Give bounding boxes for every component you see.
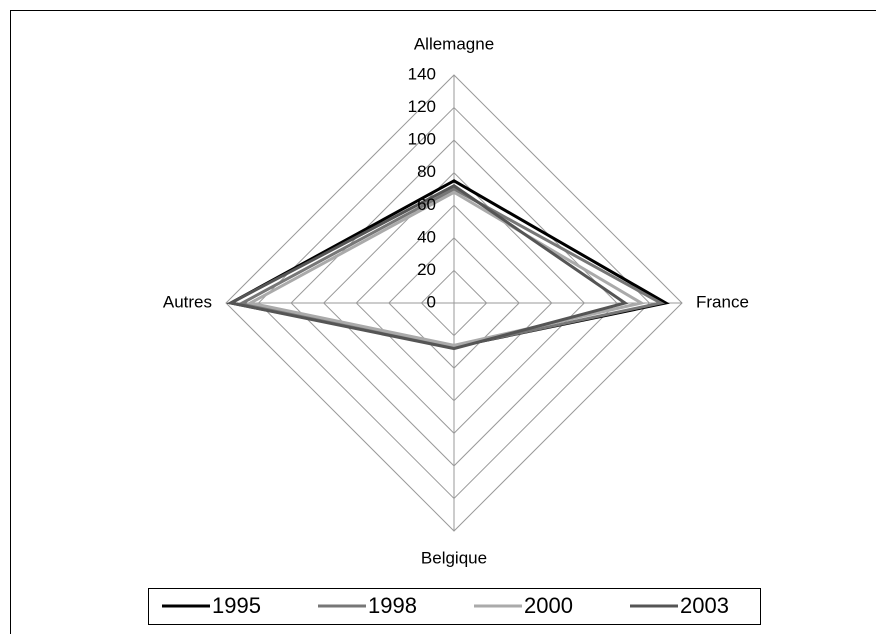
category-label: Belgique	[421, 548, 487, 567]
category-label: Allemagne	[414, 34, 494, 53]
series-line	[231, 181, 666, 347]
legend-label: 1995	[212, 593, 261, 618]
tick-label: 20	[417, 260, 436, 279]
tick-label: 140	[408, 64, 436, 83]
legend-label: 1998	[368, 593, 417, 618]
tick-label: 100	[408, 130, 436, 149]
legend-label: 2000	[524, 593, 573, 618]
tick-label: 120	[408, 97, 436, 116]
frame	[11, 11, 876, 635]
tick-label: 60	[417, 195, 436, 214]
legend-label: 2003	[680, 593, 729, 618]
category-label: France	[696, 292, 749, 311]
tick-label: 0	[427, 292, 436, 311]
series-line	[250, 192, 641, 345]
tick-label: 80	[417, 162, 436, 181]
category-label: Autres	[163, 292, 212, 311]
tick-label: 40	[417, 227, 436, 246]
series-line	[242, 189, 661, 347]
++++++++++++++++++++
SHORT PROBLEM -> Please write out every line of the listing above, reproducing each one verbatim, and leave the picture out of your answer.

COMPLETE ANSWER ->
Give bounding boxes for every component you see.
category-label: Belgique	[421, 548, 487, 567]
category-label: Allemagne	[414, 34, 494, 53]
series-line	[231, 181, 666, 347]
legend-label: 1995	[212, 593, 261, 618]
tick-label: 20	[417, 260, 436, 279]
tick-label: 140	[408, 64, 436, 83]
legend-label: 1998	[368, 593, 417, 618]
tick-label: 100	[408, 130, 436, 149]
legend-label: 2000	[524, 593, 573, 618]
tick-label: 120	[408, 97, 436, 116]
frame	[11, 11, 876, 635]
tick-label: 60	[417, 195, 436, 214]
legend-label: 2003	[680, 593, 729, 618]
category-label: France	[696, 292, 749, 311]
tick-label: 0	[427, 292, 436, 311]
series-line	[250, 192, 641, 345]
tick-label: 80	[417, 162, 436, 181]
category-label: Autres	[163, 292, 212, 311]
tick-label: 40	[417, 227, 436, 246]
series-line	[242, 189, 661, 347]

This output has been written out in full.